■ Requirements
State how many lines of the entries hold the string "JSON", and output nothing but that count.

■ Records for processing
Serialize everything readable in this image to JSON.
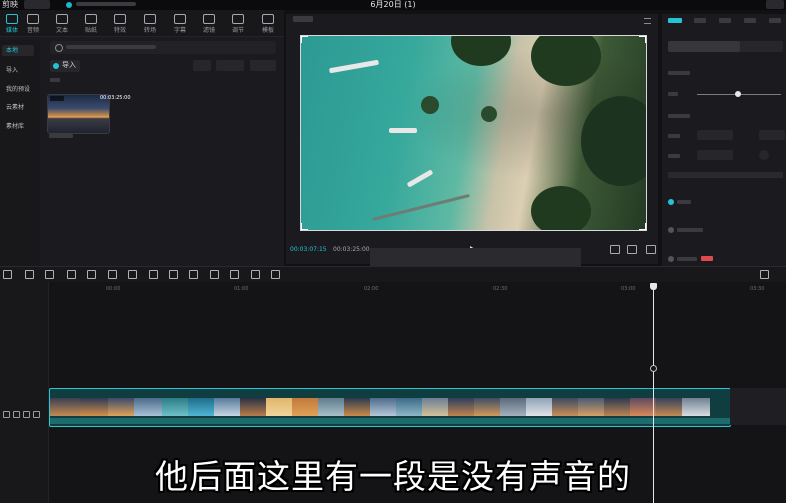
{
  "titlebar": {
    "app_name": "剪映",
    "doc_title": "6月20日 (1)"
  },
  "media": {
    "tabs": [
      {
        "label": "媒体",
        "icon": "media-icon"
      },
      {
        "label": "音频",
        "icon": "audio-icon"
      },
      {
        "label": "文本",
        "icon": "text-icon"
      },
      {
        "label": "贴纸",
        "icon": "sticker-icon"
      },
      {
        "label": "特效",
        "icon": "effect-icon"
      },
      {
        "label": "转场",
        "icon": "transition-icon"
      },
      {
        "label": "字幕",
        "icon": "caption-icon"
      },
      {
        "label": "滤镜",
        "icon": "filter-icon"
      },
      {
        "label": "调节",
        "icon": "adjust-icon"
      },
      {
        "label": "模板",
        "icon": "template-icon"
      }
    ],
    "side_items": [
      "本地",
      "导入",
      "我的预设",
      "云素材",
      "素材库"
    ],
    "import_label": "导入",
    "clip": {
      "duration": "00:03:25:00"
    }
  },
  "player": {
    "time_current": "00:03:07:15",
    "time_total": "00:03:25:00"
  },
  "timeline": {
    "ticks": [
      "00:00",
      "01:00",
      "02:00",
      "02:30",
      "03:00",
      "03:30"
    ]
  },
  "subtitle": "他后面这里有一段是没有声音的",
  "colors": {
    "accent": "#24c4d6",
    "clip_border": "#2cc6d2"
  }
}
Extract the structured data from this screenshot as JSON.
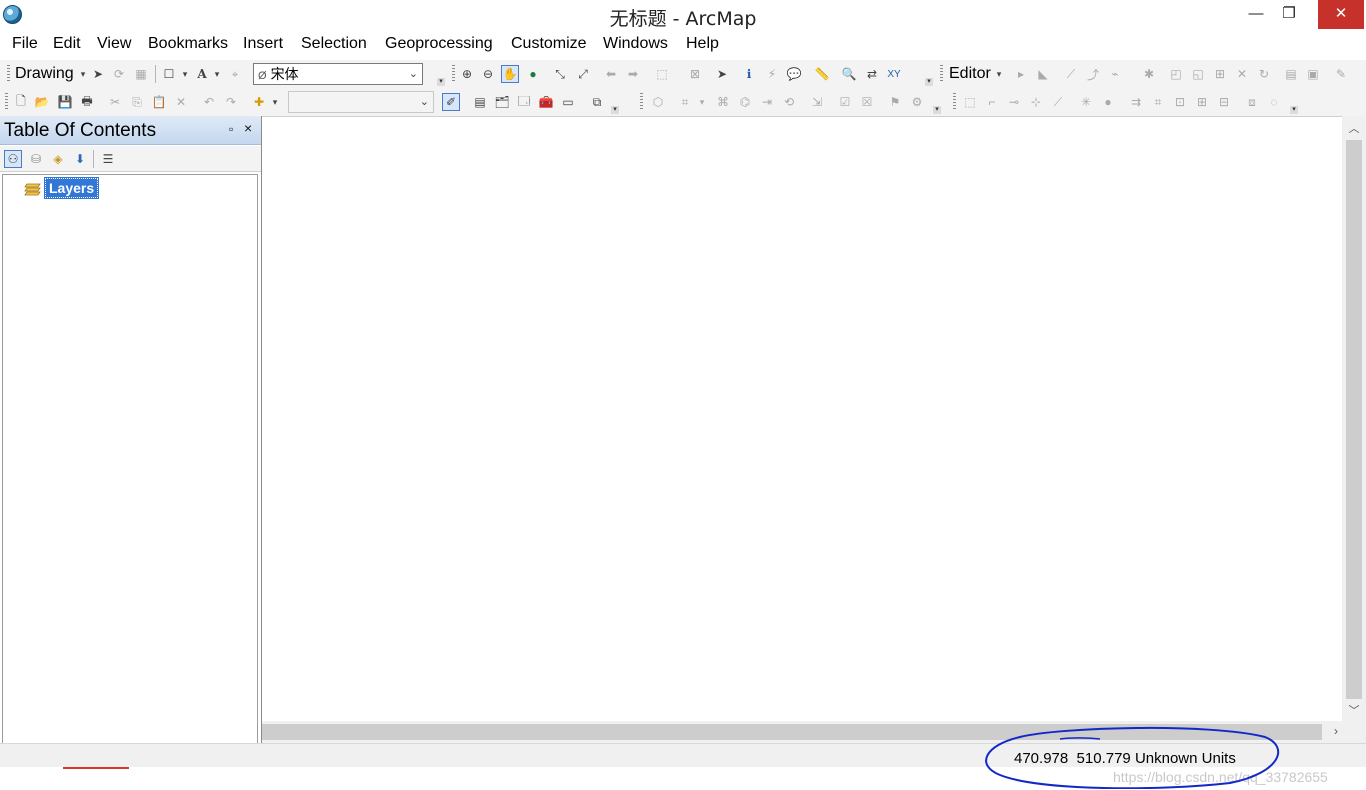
{
  "window": {
    "title": "无标题 - ArcMap",
    "controls": {
      "minimize": "—",
      "maximize": "❐",
      "close": "✕"
    }
  },
  "menu": [
    "File",
    "Edit",
    "View",
    "Bookmarks",
    "Insert",
    "Selection",
    "Geoprocessing",
    "Customize",
    "Windows",
    "Help"
  ],
  "drawing_toolbar": {
    "label": "Drawing",
    "font_dropdown": {
      "value": "宋体"
    }
  },
  "editor_toolbar": {
    "label": "Editor"
  },
  "toc": {
    "title": "Table Of Contents",
    "root_label": "Layers"
  },
  "status": {
    "coordinates": "470.978  510.779 Unknown Units"
  },
  "watermark": "https://blog.csdn.net/qq_33782655",
  "annotation": {
    "color": "#1428c8",
    "shape": "hand-drawn ellipse"
  },
  "colors": {
    "toc_header": "#c4d7ee",
    "selection_highlight": "#3178d6",
    "close_button": "#c7312b"
  }
}
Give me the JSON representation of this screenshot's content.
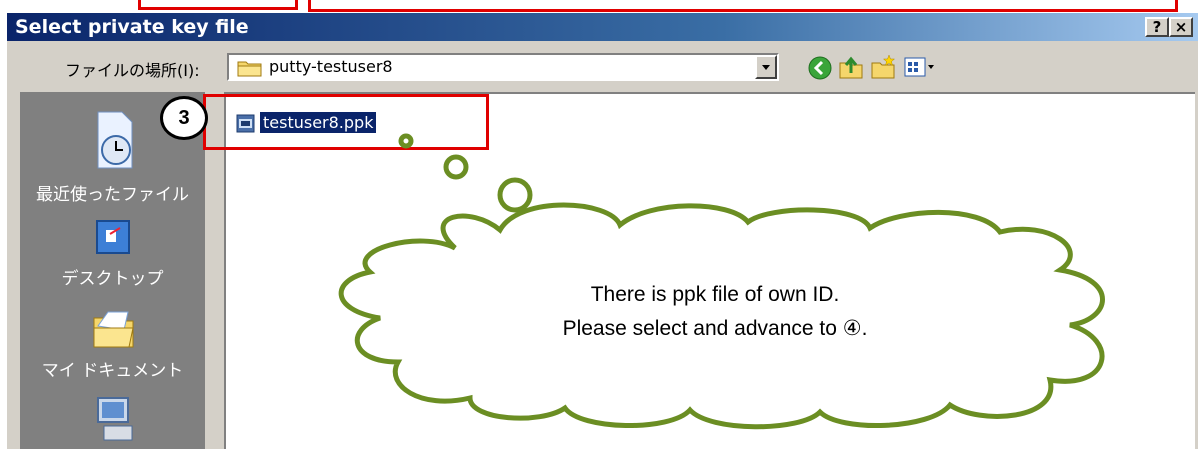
{
  "dialog": {
    "title": "Select private key file",
    "help_button": "?",
    "close_button": "×"
  },
  "toolbar": {
    "lookin_label": "ファイルの場所(I):",
    "lookin_value": "putty-testuser8",
    "icons": [
      "back-icon",
      "up-folder-icon",
      "new-folder-icon",
      "view-menu-icon"
    ]
  },
  "places": [
    {
      "label": "最近使ったファイル",
      "icon": "recent-icon"
    },
    {
      "label": "デスクトップ",
      "icon": "desktop-icon"
    },
    {
      "label": "マイ ドキュメント",
      "icon": "my-documents-icon"
    },
    {
      "label": "",
      "icon": "my-computer-icon"
    }
  ],
  "files": [
    {
      "name": "testuser8.ppk",
      "selected": true,
      "icon": "ppk-file-icon"
    }
  ],
  "annotation": {
    "step": "3",
    "callout_line1": "There is ppk file of own ID.",
    "callout_line2": "Please select and advance to ④.",
    "highlight_color": "#e00000",
    "cloud_stroke": "#6b8e23"
  }
}
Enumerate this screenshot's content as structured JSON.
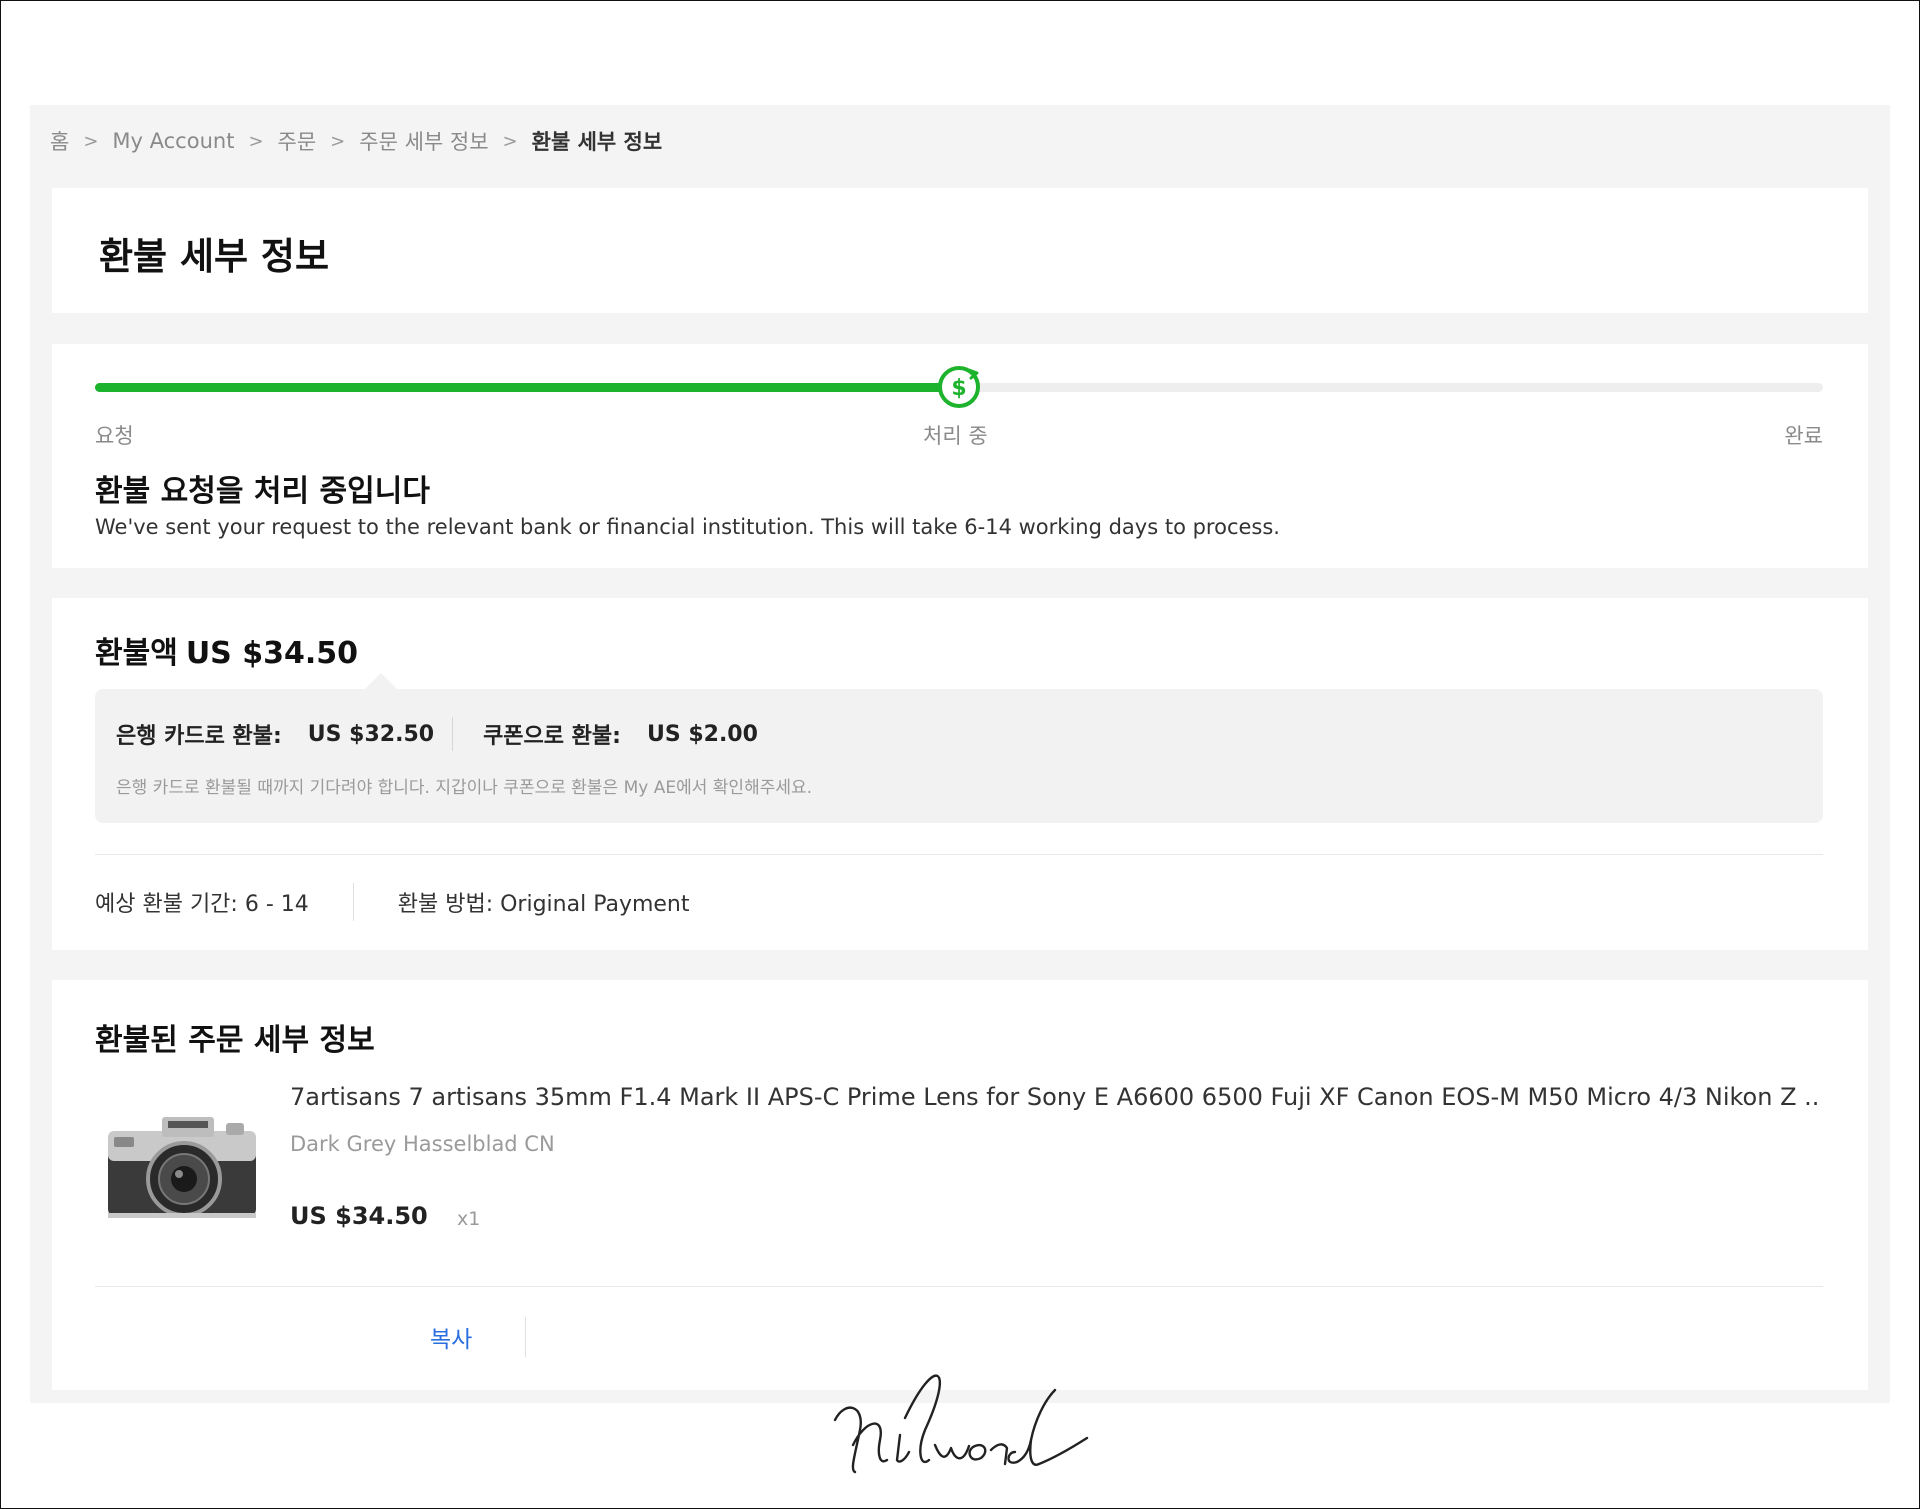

■ Exercise response
4